» **Problem**
Report how many lines contain the word "JSON"; answer with the number only.

begin

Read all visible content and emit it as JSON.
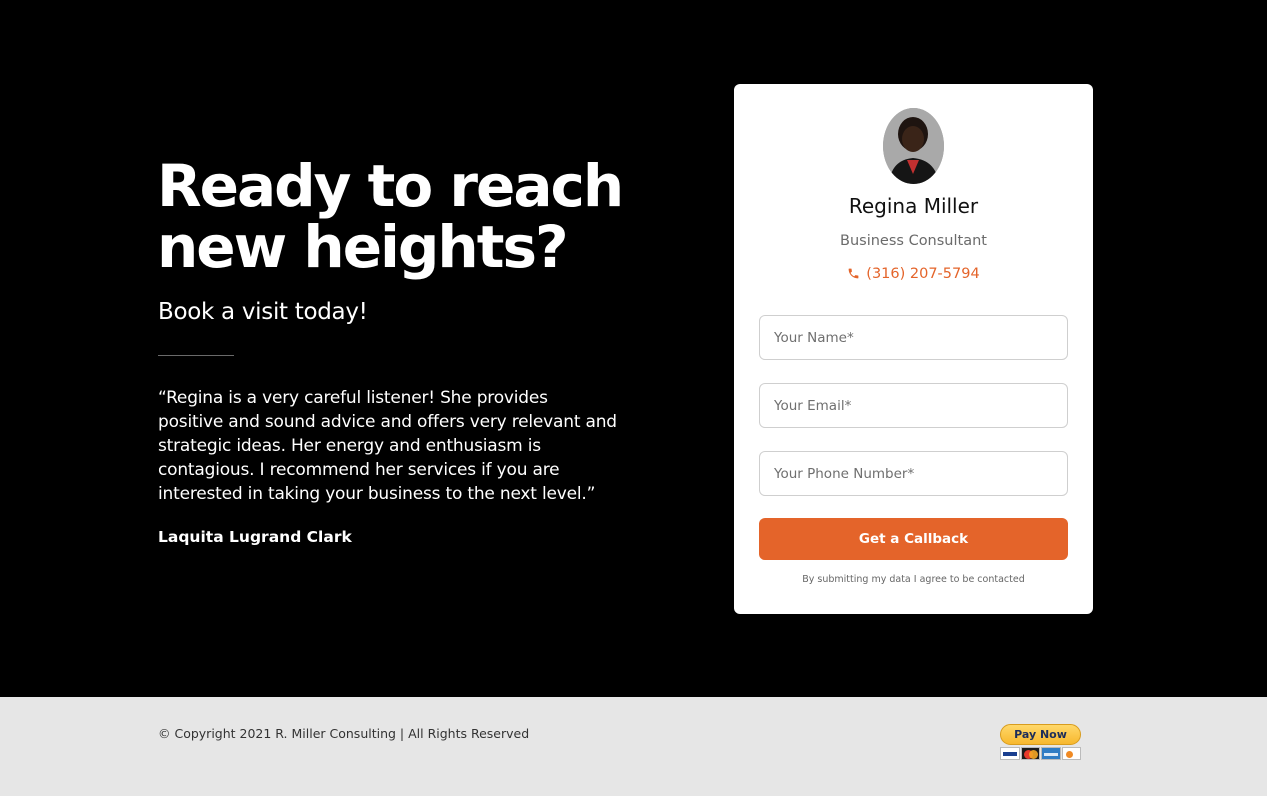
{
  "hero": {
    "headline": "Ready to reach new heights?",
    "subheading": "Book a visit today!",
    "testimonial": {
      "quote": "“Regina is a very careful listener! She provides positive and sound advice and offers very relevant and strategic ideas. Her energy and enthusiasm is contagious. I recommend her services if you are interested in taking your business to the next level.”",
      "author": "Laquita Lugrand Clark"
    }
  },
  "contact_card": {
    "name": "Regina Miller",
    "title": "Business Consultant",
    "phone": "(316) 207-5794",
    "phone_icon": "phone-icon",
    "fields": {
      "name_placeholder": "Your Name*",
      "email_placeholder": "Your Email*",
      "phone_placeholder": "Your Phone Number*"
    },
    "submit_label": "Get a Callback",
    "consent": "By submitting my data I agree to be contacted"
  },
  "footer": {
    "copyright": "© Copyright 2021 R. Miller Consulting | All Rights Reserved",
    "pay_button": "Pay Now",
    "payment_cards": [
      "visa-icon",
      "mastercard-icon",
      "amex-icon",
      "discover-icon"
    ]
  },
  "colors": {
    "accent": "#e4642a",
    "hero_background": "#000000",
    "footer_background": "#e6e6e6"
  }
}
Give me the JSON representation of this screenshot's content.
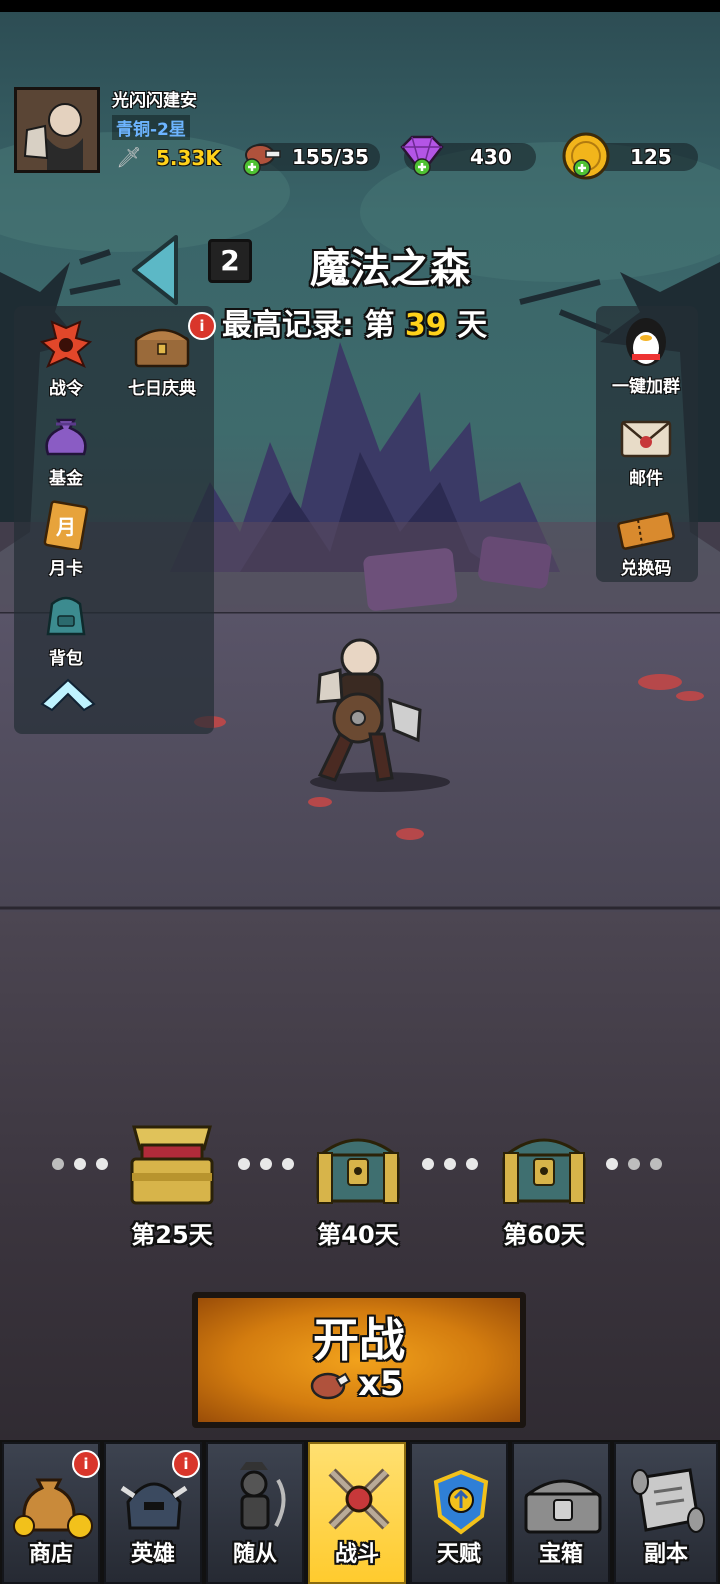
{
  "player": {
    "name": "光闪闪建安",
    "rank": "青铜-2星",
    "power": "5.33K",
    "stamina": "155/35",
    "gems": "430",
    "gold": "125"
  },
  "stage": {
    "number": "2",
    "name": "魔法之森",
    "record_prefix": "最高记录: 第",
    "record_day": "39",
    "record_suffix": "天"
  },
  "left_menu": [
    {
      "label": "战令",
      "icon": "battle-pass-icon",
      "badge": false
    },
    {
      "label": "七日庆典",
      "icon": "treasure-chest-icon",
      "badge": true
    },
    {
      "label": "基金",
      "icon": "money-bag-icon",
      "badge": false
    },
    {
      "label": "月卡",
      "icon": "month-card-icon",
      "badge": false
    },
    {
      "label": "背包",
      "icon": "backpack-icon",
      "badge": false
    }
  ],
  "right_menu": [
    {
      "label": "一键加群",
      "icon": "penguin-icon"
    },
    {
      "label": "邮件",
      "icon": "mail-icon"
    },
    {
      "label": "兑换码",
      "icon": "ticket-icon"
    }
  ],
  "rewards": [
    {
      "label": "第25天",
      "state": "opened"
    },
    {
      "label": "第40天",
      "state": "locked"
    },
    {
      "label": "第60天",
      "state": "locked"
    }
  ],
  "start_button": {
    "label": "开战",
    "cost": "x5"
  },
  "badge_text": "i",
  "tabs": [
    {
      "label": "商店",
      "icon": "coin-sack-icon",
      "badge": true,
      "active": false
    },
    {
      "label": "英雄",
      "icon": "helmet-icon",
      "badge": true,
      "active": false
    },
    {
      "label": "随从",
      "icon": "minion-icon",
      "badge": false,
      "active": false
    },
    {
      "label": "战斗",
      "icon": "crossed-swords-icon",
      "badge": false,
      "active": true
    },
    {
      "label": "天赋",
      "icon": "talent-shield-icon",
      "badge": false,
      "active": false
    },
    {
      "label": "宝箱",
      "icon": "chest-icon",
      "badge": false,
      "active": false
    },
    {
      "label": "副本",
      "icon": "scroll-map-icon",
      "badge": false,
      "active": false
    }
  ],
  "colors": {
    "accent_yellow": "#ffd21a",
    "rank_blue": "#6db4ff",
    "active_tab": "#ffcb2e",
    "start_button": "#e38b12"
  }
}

end

» **Result for this task**
2